What is being asked:
Skip the pictures and extract all of the lines exactly as written.

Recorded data
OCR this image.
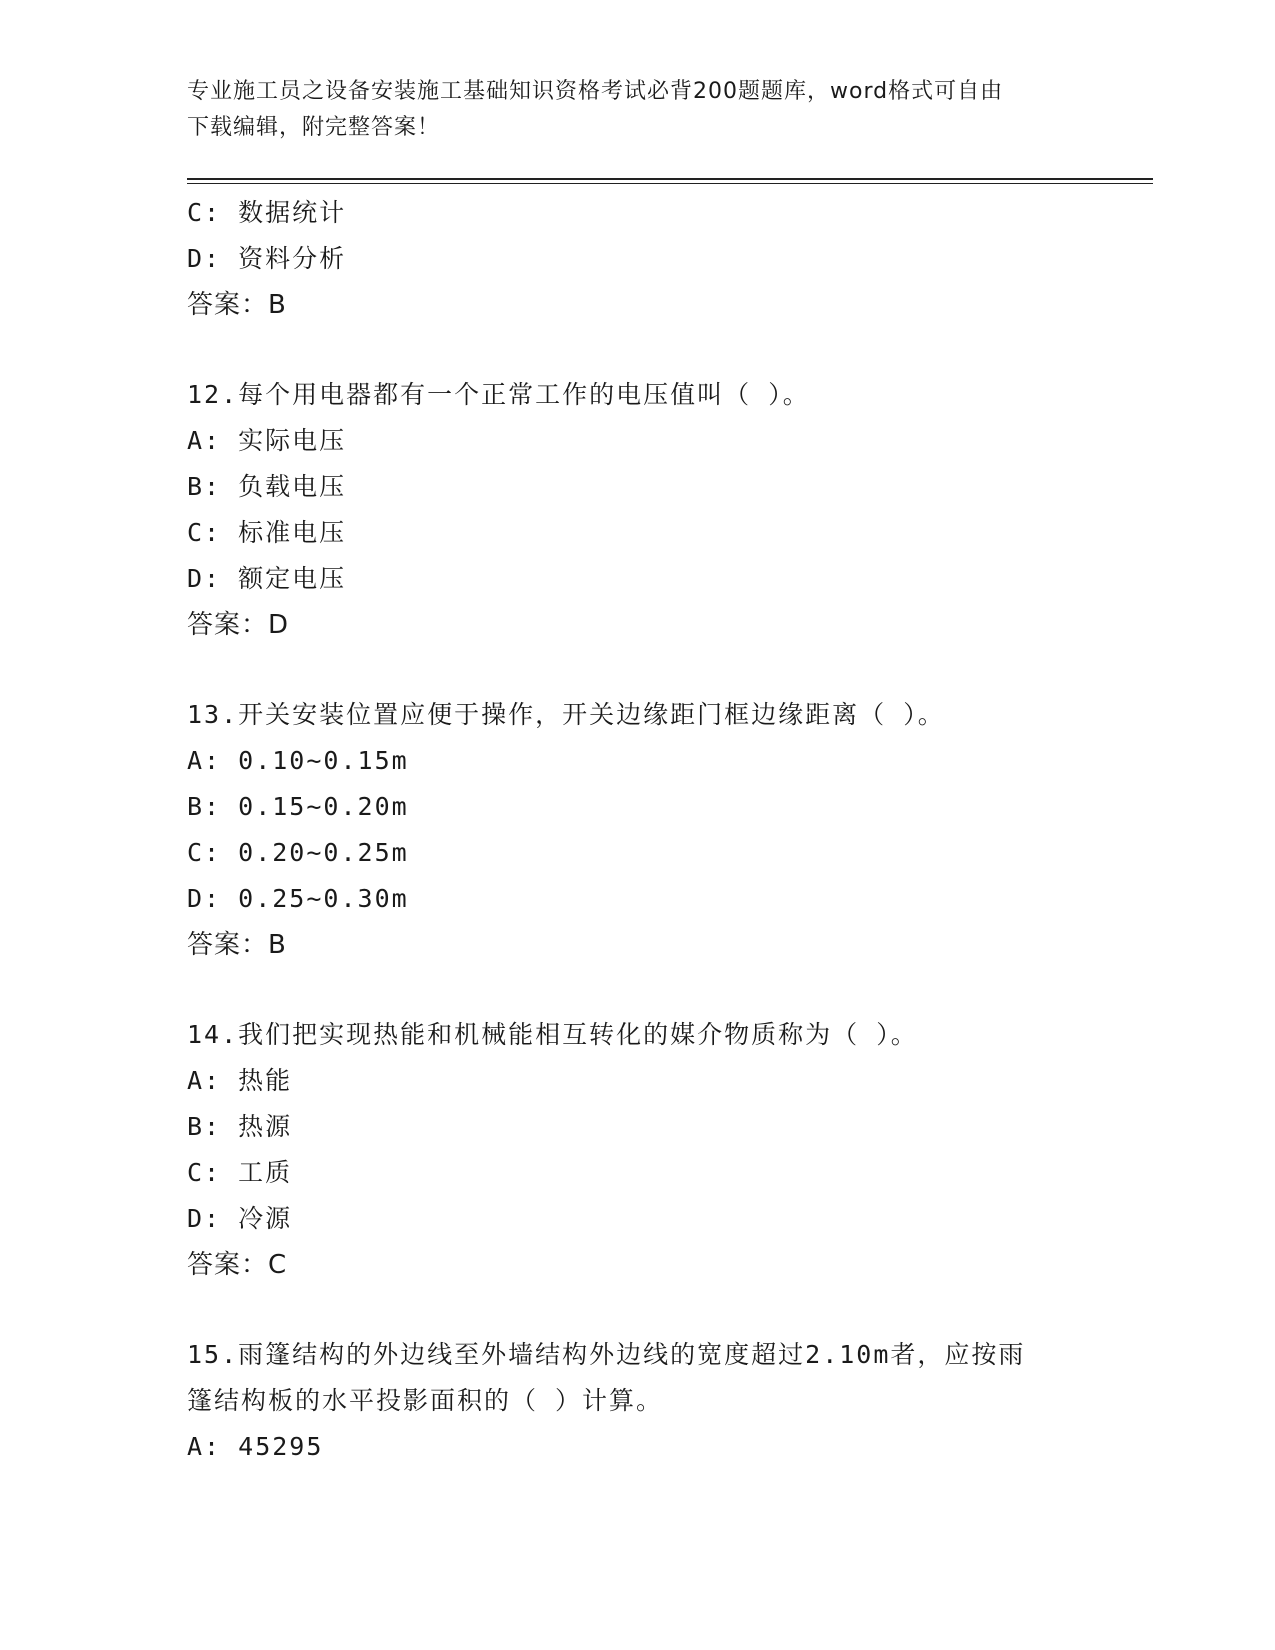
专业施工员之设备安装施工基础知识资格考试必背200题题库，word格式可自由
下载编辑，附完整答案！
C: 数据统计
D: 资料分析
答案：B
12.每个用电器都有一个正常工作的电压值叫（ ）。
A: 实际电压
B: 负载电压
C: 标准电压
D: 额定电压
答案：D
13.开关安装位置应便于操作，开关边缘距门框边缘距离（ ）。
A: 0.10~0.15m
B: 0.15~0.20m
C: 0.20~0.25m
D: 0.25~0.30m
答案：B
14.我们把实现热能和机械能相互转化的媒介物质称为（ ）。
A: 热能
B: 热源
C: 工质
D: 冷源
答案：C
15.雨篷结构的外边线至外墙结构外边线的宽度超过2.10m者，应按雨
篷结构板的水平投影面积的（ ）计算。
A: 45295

Result:
OCR this image.
专业施工员之设备安装施工基础知识资格考试必背200题题库，word格式可自由
下载编辑，附完整答案！
C: 数据统计
D: 资料分析
答案：B
12.每个用电器都有一个正常工作的电压值叫（ ）。
A: 实际电压
B: 负载电压
C: 标准电压
D: 额定电压
答案：D
13.开关安装位置应便于操作，开关边缘距门框边缘距离（ ）。
A: 0.10~0.15m
B: 0.15~0.20m
C: 0.20~0.25m
D: 0.25~0.30m
答案：B
14.我们把实现热能和机械能相互转化的媒介物质称为（ ）。
A: 热能
B: 热源
C: 工质
D: 冷源
答案：C
15.雨篷结构的外边线至外墙结构外边线的宽度超过2.10m者，应按雨
篷结构板的水平投影面积的（ ）计算。
A: 45295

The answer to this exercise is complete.